The request: Each line containing the word "method" must be collected.

Given information:
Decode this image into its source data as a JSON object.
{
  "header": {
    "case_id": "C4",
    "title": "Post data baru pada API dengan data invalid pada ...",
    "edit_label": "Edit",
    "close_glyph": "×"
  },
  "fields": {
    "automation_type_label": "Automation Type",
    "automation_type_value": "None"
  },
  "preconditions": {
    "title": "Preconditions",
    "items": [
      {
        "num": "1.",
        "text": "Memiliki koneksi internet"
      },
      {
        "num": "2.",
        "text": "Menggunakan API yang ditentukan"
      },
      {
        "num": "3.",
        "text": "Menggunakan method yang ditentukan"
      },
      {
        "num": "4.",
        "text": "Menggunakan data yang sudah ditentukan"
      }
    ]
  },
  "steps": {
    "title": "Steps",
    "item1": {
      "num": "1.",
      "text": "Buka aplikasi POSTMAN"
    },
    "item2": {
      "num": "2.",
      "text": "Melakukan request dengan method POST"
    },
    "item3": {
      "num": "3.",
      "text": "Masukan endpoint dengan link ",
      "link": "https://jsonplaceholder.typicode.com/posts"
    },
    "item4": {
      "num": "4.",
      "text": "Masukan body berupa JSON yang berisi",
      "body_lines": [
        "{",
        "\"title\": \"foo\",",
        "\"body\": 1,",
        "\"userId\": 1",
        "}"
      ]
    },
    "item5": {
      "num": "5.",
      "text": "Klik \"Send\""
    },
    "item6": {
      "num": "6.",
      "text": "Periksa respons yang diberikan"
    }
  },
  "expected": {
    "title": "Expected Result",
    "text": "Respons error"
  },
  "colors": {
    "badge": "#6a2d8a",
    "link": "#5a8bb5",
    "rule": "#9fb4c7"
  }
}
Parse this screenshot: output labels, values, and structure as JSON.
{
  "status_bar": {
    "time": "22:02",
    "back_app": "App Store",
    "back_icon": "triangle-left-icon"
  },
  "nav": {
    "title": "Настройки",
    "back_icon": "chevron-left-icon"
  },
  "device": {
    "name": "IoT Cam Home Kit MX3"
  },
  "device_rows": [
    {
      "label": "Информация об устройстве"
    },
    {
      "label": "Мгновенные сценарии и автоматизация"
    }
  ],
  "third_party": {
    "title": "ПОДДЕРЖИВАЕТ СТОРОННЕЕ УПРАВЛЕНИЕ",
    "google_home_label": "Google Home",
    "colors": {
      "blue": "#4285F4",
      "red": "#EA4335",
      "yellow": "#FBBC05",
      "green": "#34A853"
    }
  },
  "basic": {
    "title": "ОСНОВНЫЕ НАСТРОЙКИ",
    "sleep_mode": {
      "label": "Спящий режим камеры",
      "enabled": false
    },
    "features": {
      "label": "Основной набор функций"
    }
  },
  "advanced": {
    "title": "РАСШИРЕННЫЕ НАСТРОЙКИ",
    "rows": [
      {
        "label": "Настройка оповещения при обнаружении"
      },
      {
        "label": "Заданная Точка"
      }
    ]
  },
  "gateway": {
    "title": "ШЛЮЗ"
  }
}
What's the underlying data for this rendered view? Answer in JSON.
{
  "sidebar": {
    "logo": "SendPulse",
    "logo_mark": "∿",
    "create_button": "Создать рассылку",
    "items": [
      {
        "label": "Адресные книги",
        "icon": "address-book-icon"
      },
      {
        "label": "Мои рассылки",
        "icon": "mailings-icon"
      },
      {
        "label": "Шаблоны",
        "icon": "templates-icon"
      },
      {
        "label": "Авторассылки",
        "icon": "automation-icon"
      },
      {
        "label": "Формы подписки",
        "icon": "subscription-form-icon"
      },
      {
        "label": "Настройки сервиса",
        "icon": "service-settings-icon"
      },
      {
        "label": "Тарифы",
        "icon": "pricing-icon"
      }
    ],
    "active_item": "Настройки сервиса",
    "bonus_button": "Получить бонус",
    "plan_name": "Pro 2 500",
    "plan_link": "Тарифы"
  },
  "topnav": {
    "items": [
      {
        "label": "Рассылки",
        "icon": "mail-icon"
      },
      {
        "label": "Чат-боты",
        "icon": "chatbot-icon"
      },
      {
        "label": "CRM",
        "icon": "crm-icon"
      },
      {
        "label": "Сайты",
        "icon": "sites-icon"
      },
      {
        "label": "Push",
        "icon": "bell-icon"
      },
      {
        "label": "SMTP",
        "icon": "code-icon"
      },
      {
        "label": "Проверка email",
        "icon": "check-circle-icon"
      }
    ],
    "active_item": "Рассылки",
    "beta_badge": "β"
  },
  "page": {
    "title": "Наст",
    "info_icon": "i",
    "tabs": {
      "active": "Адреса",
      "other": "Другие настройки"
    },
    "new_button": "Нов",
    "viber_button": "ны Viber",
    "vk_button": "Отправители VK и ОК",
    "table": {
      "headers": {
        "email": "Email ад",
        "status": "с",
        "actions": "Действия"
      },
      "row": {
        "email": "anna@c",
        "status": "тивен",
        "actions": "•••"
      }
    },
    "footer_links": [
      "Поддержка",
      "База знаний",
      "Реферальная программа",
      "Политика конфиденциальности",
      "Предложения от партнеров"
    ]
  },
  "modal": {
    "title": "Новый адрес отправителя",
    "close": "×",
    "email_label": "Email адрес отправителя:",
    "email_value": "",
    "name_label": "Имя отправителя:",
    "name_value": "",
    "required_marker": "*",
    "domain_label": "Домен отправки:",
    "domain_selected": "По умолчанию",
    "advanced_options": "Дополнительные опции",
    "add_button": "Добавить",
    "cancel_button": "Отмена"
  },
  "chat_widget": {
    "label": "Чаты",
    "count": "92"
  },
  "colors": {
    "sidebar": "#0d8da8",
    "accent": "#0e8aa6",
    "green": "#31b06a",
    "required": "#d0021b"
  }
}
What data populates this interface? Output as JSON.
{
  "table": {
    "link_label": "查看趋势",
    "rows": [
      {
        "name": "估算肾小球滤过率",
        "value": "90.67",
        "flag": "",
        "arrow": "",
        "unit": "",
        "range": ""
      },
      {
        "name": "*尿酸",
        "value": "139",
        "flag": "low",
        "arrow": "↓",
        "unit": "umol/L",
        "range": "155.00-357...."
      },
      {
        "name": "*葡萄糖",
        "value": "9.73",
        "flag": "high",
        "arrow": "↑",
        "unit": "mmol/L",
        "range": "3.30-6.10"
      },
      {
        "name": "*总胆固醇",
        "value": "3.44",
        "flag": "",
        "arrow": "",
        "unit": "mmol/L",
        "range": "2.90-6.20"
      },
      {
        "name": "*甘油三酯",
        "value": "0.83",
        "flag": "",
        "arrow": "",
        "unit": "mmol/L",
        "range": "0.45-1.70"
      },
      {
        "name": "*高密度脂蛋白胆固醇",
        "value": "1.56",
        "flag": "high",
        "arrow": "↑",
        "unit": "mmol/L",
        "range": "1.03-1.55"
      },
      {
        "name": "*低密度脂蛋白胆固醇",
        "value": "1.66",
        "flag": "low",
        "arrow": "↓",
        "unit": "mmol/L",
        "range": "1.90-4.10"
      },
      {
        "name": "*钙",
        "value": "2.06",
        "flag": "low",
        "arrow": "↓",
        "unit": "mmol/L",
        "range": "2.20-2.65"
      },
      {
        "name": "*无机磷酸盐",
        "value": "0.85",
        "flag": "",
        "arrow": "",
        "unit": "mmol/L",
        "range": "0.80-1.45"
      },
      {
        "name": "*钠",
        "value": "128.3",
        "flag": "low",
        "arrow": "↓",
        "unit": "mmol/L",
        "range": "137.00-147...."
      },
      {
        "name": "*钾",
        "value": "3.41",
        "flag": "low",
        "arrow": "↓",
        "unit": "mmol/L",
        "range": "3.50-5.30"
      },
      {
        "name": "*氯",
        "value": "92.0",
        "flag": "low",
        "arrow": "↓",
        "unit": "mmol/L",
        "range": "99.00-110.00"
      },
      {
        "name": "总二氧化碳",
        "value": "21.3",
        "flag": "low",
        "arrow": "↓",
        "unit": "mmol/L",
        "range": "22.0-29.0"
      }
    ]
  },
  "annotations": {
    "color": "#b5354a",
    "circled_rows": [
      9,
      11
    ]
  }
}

Problem solution:
        "text": "Menggunakan method yang ditentukan"
      "text": "Melakukan request dengan method POST"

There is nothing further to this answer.